** START Available data **

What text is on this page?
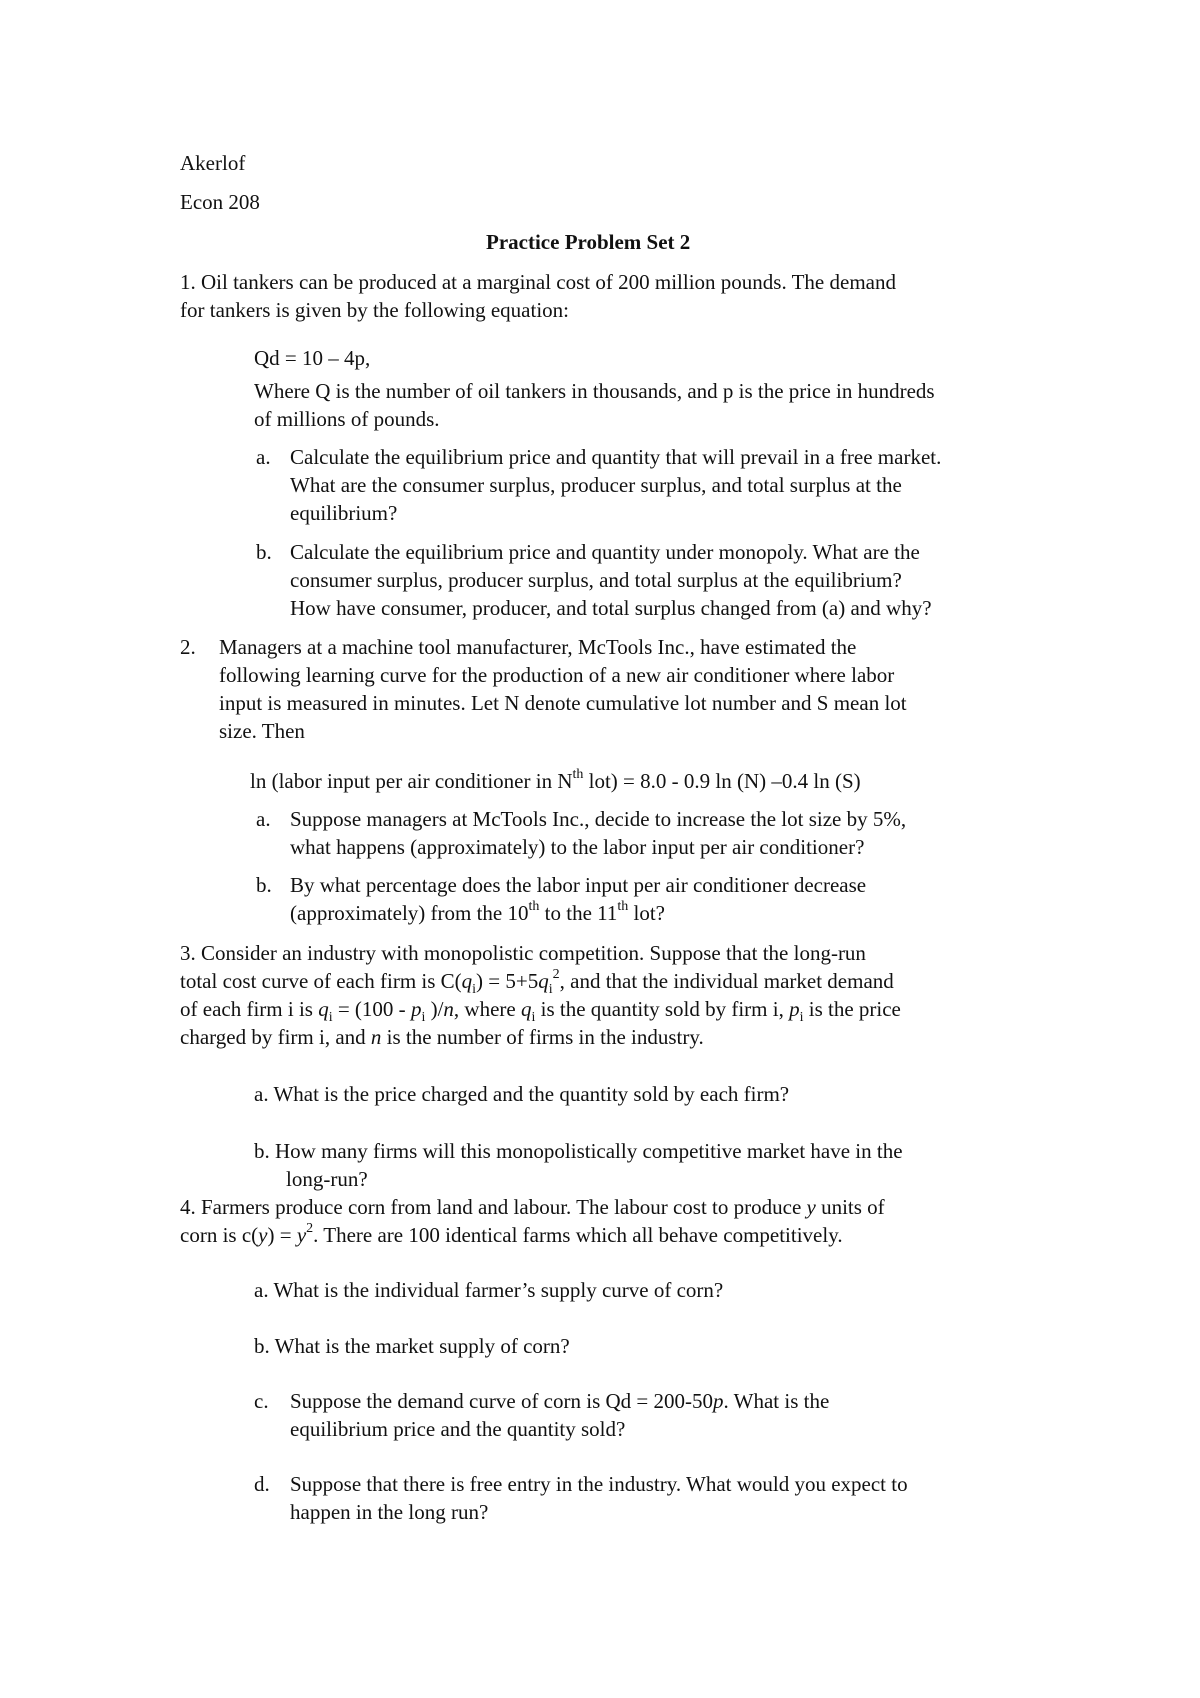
Akerlof
Econ 208
Practice Problem Set 2
1. Oil tankers can be produced at a marginal cost of 200 million pounds. The demand
for tankers is given by the following equation:
Qd = 10 – 4p,
Where Q is the number of oil tankers in thousands, and p is the price in hundreds
of millions of pounds.
a. Calculate the equilibrium price and quantity that will prevail in a free market.
What are the consumer surplus, producer surplus, and total surplus at the
equilibrium?
b. Calculate the equilibrium price and quantity under monopoly. What are the
consumer surplus, producer surplus, and total surplus at the equilibrium?
How have consumer, producer, and total surplus changed from (a) and why?
2. Managers at a machine tool manufacturer, McTools Inc., have estimated the
following learning curve for the production of a new air conditioner where labor
input is measured in minutes. Let N denote cumulative lot number and S mean lot
size. Then
ln (labor input per air conditioner in $N^{th}$ lot) = 8.0 - 0.9 ln (N) –0.4 ln (S)
a. Suppose managers at McTools Inc., decide to increase the lot size by 5%,
what happens (approximately) to the labor input per air conditioner?
b. By what percentage does the labor input per air conditioner decrease
(approximately) from the 10th to the 11th lot?
3. Consider an industry with monopolistic competition. Suppose that the long-run
total cost curve of each firm is $C(q_i) = 5+5q_i^2$, and that the individual market demand
of each firm i is $q_i = (100 - p_i$ )/n, where $q_i$ is the quantity sold by firm i, $p_i$ is the price
charged by firm i, and n is the number of firms in the industry.
a. What is the price charged and the quantity sold by each firm?
b. How many firms will this monopolistically competitive market have in the
long-run?
4. Farmers produce corn from land and labour. The labour cost to produce y units of
corn is $c(y) = y^2$. There are 100 identical farms which all behave competitively.
a. What is the individual farmer’s supply curve of corn?
b. What is the market supply of corn?
c. Suppose the demand curve of corn is Qd = 200-50p. What is the
equilibrium price and the quantity sold?
d. Suppose that there is free entry in the industry. What would you expect to
happen in the long run?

** END Available data **

- Given problem
Copy every line above in which the string "that" shows up.

- Result of the exercise
a. Calculate the equilibrium price and quantity that will prevail in a free market.
3. Consider an industry with monopolistic competition. Suppose that the long-run
total cost curve of each firm is $C(q_i) = 5+5q_i^2$, and that the individual market demand
d. Suppose that there is free entry in the industry. What would you expect to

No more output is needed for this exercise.